Requirements ▸ Copy out all the lines where "screenshot" shows up.

______

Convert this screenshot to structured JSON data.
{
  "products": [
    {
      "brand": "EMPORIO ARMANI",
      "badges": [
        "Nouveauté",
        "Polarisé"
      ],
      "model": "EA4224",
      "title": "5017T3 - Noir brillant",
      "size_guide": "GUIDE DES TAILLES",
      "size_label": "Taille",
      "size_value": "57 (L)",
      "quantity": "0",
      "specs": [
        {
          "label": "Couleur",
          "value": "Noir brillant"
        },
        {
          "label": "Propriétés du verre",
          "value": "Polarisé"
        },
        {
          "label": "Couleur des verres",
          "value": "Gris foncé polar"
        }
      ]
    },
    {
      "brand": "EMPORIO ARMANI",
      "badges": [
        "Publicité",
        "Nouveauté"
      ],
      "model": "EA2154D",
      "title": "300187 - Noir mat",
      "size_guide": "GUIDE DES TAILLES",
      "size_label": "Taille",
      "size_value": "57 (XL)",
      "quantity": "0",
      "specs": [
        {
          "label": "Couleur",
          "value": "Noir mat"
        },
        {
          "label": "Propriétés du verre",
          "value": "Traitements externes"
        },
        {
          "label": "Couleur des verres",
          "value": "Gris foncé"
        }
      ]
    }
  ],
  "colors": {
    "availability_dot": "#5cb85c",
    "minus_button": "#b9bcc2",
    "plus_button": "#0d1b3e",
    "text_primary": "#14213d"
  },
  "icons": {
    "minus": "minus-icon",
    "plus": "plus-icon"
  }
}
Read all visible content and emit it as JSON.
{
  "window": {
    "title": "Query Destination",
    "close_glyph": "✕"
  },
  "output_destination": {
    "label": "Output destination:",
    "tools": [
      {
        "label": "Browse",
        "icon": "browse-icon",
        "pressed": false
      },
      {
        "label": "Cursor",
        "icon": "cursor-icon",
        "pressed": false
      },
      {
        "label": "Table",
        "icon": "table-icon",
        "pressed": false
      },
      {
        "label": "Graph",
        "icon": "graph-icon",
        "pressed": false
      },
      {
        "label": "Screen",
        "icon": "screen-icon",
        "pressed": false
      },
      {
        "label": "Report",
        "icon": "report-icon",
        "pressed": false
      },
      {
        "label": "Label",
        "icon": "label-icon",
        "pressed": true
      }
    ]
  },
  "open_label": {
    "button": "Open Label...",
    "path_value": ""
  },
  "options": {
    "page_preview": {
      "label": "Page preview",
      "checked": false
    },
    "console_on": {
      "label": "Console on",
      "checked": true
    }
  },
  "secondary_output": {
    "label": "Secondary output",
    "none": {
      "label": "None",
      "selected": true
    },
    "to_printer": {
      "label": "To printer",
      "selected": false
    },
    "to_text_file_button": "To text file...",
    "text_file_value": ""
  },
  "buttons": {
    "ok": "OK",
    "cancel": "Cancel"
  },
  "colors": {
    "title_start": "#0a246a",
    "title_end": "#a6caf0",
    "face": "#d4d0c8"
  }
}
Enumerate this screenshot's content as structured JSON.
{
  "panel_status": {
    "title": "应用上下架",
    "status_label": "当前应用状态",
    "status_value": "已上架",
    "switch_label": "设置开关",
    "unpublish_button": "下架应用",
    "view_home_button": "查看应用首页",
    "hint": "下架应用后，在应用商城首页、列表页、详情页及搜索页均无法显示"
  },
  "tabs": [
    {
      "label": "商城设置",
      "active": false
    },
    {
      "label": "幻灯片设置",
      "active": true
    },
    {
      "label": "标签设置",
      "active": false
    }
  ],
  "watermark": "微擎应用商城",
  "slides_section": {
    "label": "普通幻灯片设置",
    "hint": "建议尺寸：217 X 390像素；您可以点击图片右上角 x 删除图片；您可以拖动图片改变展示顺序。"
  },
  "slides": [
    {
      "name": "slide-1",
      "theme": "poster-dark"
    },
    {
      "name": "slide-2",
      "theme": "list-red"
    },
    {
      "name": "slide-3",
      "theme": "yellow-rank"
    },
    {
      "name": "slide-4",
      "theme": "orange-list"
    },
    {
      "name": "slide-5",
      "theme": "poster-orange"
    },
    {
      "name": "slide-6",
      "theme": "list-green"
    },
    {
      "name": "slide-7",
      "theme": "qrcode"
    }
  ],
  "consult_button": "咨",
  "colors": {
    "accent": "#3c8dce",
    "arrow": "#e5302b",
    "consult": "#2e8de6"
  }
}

______

Finished exercise ▸
Convert this screenshot to structured JSON data.
Enumerate this screenshot's content as structured JSON.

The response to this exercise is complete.